FRAGMENTO PARA LEER:
.....

DOI: 10.5294/dika.2018.27.1.8

Reseña

LORENZO PEÑA, VISIÓN LÓGICA DEL DERECHO. UNA DEFENSA DEL RACIONALISMO JURÍDICO, MADRID, PLAZA Y VALDÉS, 2017, 444 PP.

 

MARCELO VÁSCONEZ-CARRASCO*

* orcid.org/0000-0003-3530-9633. Universidad de Cuenca, Ecuador. marcelo.vasconez@ucuenca.edu.ec.


 

Lorenzo Peña, profesor vinculado ad honorem del Consejo Superior de Investigaciones Científicas (Madrid), ha publicado su octavo libro, Visión lógica del derecho, en el cual expone su concepción de la filosofía del derecho, influenciada por el racionalismo ilustrado, y, en particular, por Leibniz. En la obra, Peña desarrolla su jusnaturalismo aditivo, aunado estrechamente a su lógica nomológica. Esta no es sino la aplicación de su sistema gradualístico y paraconsistente a la resolución de los problemas de la ciencia jurídica de nuestro tiempo. Dicha lógica se distingue, entre otras cosas, por contener infinitos grados de verdad, dos tipos de negación –una fuerte y otra débil–, y dos condicionales –el mero entrañamiento y la implicación, la cual es sensible a los matices de grado–. La distinción entre dos negaciones permite diferenciar una simple contradicción, que puede ser verdadera, de la supercontradicción, que es absurda. La lógica nomológica es la esencia del derecho natural. Como en toda su vasta producción, Peña revela su adscripción al método de la filosofía analítica, en la tradición de la philosophia perennis.

Ante la abundante profusión de detalles de la obra reseñada, no queda otra alternativa que apenas esbozar algunas de sus líneas principales, quedando el resultado lejos de reflejar la riqueza de su contenido.

.....

CONSIGNA: Prolonga la reseña de Visión lógica del derecho a partir de su última oración. Los datos no hacen falta para resolver la tarea.

.....

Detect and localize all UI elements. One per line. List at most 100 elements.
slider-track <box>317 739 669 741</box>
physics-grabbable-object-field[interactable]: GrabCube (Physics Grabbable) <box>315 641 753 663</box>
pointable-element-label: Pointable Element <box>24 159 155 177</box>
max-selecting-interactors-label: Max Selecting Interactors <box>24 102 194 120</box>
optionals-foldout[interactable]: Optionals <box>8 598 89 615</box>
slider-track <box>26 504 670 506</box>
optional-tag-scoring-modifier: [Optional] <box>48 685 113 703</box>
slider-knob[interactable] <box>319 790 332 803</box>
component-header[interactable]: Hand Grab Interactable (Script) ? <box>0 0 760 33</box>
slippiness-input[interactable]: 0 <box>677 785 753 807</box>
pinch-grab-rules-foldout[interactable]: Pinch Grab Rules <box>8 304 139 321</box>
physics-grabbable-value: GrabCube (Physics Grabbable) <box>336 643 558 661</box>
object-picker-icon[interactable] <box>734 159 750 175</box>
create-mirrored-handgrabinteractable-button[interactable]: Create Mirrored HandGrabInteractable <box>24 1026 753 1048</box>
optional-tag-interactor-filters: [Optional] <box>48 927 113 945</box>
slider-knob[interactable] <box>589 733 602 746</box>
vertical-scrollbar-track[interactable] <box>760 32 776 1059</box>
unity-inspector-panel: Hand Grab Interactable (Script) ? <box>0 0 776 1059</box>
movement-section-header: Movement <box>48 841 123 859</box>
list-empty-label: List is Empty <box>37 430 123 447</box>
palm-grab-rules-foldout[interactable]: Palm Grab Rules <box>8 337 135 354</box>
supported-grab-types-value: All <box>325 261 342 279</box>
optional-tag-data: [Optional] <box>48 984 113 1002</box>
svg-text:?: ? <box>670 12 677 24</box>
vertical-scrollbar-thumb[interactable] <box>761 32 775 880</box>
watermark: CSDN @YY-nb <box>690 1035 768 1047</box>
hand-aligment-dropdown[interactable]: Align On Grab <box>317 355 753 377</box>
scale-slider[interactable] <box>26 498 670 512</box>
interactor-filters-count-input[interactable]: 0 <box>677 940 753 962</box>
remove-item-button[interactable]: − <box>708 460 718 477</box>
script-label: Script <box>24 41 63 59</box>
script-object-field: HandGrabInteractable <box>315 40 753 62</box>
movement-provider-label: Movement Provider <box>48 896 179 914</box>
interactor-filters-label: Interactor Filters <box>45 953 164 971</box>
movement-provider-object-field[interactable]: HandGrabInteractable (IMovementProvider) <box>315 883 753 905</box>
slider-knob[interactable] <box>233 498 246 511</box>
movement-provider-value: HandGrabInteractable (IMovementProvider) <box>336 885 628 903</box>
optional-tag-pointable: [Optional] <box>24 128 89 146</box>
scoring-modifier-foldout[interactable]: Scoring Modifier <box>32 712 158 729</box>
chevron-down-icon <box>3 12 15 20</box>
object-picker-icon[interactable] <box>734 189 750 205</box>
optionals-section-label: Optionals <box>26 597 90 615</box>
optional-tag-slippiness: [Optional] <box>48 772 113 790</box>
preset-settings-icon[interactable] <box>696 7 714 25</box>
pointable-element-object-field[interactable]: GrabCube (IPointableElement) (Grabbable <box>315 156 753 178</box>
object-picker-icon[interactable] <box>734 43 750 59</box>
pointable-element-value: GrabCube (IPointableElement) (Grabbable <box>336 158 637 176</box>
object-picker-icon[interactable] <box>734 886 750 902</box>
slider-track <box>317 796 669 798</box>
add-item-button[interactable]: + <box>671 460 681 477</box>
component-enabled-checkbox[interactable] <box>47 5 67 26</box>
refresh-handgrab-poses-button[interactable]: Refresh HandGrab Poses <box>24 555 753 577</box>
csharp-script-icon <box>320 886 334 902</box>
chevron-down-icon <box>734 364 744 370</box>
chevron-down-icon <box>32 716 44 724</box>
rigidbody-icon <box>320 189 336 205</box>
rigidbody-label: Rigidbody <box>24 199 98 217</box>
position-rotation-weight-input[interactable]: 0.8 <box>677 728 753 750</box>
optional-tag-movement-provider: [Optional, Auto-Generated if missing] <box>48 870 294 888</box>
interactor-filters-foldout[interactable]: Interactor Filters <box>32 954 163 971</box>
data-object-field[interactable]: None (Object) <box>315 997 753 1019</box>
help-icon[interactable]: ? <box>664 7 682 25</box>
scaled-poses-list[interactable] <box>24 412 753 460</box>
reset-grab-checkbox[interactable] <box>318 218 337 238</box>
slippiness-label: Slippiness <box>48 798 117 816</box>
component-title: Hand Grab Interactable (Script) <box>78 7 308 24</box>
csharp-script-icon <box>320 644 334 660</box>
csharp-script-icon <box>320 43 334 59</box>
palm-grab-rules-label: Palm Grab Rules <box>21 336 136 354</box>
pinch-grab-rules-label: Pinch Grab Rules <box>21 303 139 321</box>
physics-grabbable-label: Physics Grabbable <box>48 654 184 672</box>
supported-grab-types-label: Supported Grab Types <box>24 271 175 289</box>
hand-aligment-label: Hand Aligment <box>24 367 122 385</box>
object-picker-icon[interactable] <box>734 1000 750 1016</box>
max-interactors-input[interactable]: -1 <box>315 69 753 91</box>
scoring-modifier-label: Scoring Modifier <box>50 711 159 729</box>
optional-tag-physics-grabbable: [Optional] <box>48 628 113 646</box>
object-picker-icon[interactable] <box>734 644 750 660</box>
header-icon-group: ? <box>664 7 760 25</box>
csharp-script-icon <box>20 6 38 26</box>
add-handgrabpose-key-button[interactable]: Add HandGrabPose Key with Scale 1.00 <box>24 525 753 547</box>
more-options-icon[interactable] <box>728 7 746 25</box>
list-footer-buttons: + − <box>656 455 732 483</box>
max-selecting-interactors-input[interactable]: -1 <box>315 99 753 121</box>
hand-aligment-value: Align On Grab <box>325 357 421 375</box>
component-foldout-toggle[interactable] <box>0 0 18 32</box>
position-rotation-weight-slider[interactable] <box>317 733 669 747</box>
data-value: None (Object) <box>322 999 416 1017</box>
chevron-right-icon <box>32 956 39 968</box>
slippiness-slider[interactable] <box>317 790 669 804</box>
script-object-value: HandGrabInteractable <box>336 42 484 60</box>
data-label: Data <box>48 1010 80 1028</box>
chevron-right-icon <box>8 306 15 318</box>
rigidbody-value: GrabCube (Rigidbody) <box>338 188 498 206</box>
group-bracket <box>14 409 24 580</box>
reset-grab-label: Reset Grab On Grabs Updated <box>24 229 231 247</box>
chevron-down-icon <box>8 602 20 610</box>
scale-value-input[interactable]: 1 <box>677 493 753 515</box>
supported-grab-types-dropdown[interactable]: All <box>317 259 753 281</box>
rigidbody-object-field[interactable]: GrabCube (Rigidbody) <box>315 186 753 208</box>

.....

RESULTADO:
El texto tiene dos partes, además de la Introducción y la Conclusión. En la Introducción, el autor trata de independizar la doctrina del derecho natural de su contingente asociación histórica con el régimen del general Francisco Franco en España. En el Capítulo I, Peña sienta las bases de su esencialismo jurídico, apoyándose en la dialéctica hegeliana. Sostiene que el derecho tiene una esencia eterna e inmutable, que choca con los varios ordenamientos jurídicos existentes en nuestras sociedades. Este desajuste entre esencia y existencia del derecho conlleva la necesidad de denunciar las variadas concreciones corrompidas de este, y depurarlas desde una captación de su naturaleza intrínseca. En el Capítulo II, Peña presenta su sistema de lógica jurídica. Sobre esta doble fundamentación jusfilosófica y lógica se despliega la segunda parte, la cual es una verdadera disputatio, al estilo de Francisco Suárez, ya que el autor da respuesta cabal a 53 dificultades lanzadas, especialmente desde el bando del juspositivismo, en contra de su jusnaturalismo.

La visión lógica del derecho desarrollada en el texto se resume en el siguiente pasaje: “el derecho, por esencia, por su función social, tiene siempre (por mezclado que esté con impurezas) un contenido racional, que es su razón de ser, su venir enderezado a un fin, el bien común de la sociedad” (p. 66). Lo definitorio del derecho es ser un sistema de normas que, desde el poder público, regulan la conducta humana en la medida en que afectan la convivencia social; pero para que dichas normas sean derecho, mas no un mero amontonamiento de cánones dispersos, es absolutamente necesario que ellas sean racionales y coherentes; el conjunto de normas habrá pues de tener una unidad, una función, un propósito. Según Peña, el fin del derecho es el fin de la sociedad; y se lo descubre por abducción: para dar cuenta de la cohesión social, de la opción por la vida social que ha escogido la especie humana, no se ve qué otro fin pueda servir para aglutinar a la gente de una manera estable y que permita la prosperidad colectiva si no es el bien común. Los estudios de etología, la entomología y la mirmecología confirman dos hechos: que los miembros de una sociedad animal viven bajo reglas consuetudinarias, cuya violación es castigada por una autoridad, y que esta tiene legitimidad en la medida en que vele por el bien común. Y lo mismo vale para los humanos.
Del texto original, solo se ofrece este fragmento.